## 原文:

>>>>

(19)【発行国】日本国特許庁(JP)
(12)【公報種別】公開特許公報(A)
(11)【公開番号】P2024002445
(43)【公開日】2024-01-11
(54)【発明の名称】クロマトグラフ装置
(51)【国際特許分類】
G01N 30/02 20060101AFI20231228BHJP
【FI】
G01N30/02 Z
【審査請求】未請求
【請求項の数】4
【出願形態】OL
(21)【出願番号】P 2022101619
(22)【出願日】2022-06-24
(71)【出願人】
【識別番号】503460323
【氏名又は名称】株式会社日立ハイテクサイエンス
(74)【代理人】
【識別番号】110001427
【氏名又は名称】弁理士法人前田特許事務所
(72)【発明者】
【氏名】大月 繁夫
(72)【発明者】
【氏名】森 聖年
(72)【発明者】
【氏名】中村 寛
(72)【発明者】
【氏名】阿部 幹
(72)【発明者】
【氏名】栗本 大輔
(72)【発明者】
【氏名】伊藤 正人
(57)【要約】
【課題】クロマトグラフ装置のリモートコントロール装置の移動の自由度を高める。
【解決手段】分析装置本体110は指向性が互いに異なる複数の受発光部111~113と、これらの各受発光部111~113を識別する識別情報と誤り訂正符号とを含む赤外線信号を出力させる通信回路とを有し、リモートコントローラ120は、各受発光部111~113から出力された赤外線信号を受信する受発光部123・124と、誤り訂正が可能な赤外線信号を出力した受発光部111~113を特定し、それとの間で通信を行う通信回路とを有する。

<<<<

## 演習の目的:
クロマトグラフ装置の公開特許公報を、最後の文の後から書き継いでください。

## 記録データ:
>>>>

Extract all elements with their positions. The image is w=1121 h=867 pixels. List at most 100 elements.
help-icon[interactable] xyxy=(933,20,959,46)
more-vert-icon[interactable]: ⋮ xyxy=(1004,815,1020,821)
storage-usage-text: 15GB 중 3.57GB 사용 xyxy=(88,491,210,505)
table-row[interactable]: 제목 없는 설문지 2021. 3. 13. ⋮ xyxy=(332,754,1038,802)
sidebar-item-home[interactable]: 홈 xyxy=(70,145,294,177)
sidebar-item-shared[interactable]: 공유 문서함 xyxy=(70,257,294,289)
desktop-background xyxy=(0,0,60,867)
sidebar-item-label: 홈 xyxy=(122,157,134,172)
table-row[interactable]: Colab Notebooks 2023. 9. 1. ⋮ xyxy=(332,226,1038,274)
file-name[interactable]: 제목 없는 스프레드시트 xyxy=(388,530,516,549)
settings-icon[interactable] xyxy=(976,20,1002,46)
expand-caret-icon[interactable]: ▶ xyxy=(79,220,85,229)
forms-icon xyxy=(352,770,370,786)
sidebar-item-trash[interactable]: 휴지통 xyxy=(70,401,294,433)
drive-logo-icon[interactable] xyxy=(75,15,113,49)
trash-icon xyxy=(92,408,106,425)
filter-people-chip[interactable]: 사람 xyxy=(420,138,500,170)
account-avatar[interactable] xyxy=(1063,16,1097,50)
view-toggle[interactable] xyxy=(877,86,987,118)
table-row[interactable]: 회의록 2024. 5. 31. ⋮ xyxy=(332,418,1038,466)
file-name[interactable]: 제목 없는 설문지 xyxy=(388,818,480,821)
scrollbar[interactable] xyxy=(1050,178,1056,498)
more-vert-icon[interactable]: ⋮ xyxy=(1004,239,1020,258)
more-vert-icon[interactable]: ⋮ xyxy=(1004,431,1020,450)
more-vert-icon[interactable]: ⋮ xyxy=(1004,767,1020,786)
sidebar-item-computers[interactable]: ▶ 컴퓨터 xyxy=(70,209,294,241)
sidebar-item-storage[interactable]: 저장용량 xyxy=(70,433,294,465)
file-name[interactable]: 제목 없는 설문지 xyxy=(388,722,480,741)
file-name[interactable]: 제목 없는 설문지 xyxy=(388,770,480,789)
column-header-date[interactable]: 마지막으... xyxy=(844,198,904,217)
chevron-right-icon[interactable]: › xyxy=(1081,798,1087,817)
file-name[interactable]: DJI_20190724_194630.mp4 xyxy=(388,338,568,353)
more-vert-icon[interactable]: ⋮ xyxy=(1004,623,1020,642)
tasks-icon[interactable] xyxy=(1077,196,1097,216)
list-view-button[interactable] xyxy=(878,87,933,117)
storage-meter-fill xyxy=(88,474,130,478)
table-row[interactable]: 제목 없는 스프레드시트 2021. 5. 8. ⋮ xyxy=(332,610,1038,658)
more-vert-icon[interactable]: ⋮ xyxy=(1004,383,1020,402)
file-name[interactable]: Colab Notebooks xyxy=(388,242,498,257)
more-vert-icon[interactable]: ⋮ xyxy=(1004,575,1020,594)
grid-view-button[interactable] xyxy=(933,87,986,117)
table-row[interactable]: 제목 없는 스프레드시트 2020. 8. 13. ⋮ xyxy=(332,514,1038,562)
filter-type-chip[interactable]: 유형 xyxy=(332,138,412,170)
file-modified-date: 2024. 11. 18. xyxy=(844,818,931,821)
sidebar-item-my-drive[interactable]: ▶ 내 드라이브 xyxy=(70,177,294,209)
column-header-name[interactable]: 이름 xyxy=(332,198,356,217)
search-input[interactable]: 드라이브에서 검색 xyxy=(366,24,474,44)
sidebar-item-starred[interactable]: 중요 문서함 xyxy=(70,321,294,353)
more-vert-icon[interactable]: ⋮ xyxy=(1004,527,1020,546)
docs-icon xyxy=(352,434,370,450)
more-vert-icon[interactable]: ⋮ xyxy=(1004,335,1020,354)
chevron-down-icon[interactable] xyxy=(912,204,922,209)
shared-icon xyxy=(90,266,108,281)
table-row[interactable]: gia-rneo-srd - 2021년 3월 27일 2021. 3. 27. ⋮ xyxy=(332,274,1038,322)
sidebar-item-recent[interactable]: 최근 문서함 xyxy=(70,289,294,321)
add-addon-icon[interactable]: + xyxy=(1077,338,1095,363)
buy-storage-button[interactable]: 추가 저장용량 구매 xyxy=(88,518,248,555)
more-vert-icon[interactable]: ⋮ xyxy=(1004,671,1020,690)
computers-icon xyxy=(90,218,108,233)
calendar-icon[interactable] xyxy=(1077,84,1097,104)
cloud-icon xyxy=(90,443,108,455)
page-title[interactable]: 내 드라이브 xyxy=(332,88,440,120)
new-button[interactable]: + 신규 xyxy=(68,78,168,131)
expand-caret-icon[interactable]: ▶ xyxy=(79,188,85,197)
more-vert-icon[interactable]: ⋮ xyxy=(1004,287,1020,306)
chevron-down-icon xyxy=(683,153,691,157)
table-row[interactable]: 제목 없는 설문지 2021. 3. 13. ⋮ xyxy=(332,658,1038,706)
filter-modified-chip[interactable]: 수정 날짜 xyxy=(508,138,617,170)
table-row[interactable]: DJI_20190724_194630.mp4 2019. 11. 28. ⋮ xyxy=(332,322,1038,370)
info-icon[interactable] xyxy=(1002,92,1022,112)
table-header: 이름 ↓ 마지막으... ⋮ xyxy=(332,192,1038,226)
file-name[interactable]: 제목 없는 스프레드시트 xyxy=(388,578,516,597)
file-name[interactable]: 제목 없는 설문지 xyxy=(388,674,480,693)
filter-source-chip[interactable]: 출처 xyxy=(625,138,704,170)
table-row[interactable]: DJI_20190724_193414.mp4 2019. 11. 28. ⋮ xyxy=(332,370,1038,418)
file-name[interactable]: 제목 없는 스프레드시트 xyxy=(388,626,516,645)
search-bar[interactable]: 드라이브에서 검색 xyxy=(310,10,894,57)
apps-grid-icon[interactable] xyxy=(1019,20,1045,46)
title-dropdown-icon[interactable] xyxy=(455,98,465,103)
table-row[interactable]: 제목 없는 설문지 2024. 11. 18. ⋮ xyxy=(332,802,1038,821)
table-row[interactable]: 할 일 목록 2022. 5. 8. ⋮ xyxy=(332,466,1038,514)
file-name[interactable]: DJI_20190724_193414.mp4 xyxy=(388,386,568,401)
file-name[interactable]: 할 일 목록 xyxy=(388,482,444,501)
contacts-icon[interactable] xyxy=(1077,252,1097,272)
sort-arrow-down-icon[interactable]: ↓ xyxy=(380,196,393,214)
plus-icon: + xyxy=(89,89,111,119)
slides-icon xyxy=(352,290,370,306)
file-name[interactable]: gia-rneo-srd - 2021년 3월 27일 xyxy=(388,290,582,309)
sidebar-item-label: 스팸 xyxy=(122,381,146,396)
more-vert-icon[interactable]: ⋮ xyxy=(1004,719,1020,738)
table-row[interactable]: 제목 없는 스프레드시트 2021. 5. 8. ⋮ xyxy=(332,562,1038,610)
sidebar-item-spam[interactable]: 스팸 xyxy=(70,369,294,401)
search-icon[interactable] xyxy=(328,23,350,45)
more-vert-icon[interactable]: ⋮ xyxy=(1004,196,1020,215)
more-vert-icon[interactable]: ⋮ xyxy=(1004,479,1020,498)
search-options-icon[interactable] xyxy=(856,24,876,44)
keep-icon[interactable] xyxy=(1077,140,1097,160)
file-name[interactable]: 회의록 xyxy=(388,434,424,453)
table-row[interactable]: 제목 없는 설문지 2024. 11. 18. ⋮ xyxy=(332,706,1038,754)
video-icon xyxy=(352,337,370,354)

<<<<

## 解答欄:
【選択図】
図1
【特許請求の範囲】
【請求項1】
分析装置本体と、操作および表示の少なくとも一方を行うリモートコントローラとを備えたクロマトグラフ装置であって、
上記分析装置本体は、指向性が互いに異なる複数の赤外線発光素子と、上記赤外線発光素子に、各赤外線発光素子を識別する識別情報と、誤り訂正符号とを含む赤外線信号を出力させる通信回路とを有し、
上記リモートコントローラは、上記各赤外線発光素子から出力された赤外線信号を受信する赤外線受光素子と、受信された赤外線信号のうち、誤り訂正が可能な赤外線信号を出力した赤外線発光素子を特定し、特定された赤外線発光素子との間で通信を行う通信回路とを有することを特徴とするクロマトグラフ装置。
【請求項2】
請求項1のクロマトグラフ装置であって、
上記リモートコントローラは、さらに、上記各赤外線受光素子に対応する赤外線発光素子を有し、上記リモートコントローラの通信回路は、上記赤外線発光素子に、上記分析装置本体に向けた赤外線信号を出力させる一方、
上記分析装置本体は、さらに、上記各赤外線発光素子に対応する赤外線受光素子を有し、
上記分析装置本体とリモートコントローラとの間で双方向の通信が行われることを特徴とするクロマトグラフ装置。
【請求項3】
請求項2のクロマトグラフ装置であって、
上記リモートコントロール装置は、上記赤外線発光素子と赤外線受光素子との組を2組有し、上記2組の赤外線発光素子および赤外線受光素子は、互いに逆方向の指向性を有していることを特徴とするクロマトグラフ装置。
【請求項4】
請求項2のクロマトグラフ装置であって、
上記分析装置本体は、それぞれ複数の赤外線発光素子、および通信回路を有する複数の装置モジュールを備えて構成され、
上記リモートコントローラは、その配置位置に応じて、何れかの装置モジュールと選択的に通信することを特徴とするクロマトグラフ装置。
【発明の詳細な説明】
【技術分野】
【0001】
本発明は、 本発明は、未知試料の分析を行うクロマトグラフ装置に関するものである。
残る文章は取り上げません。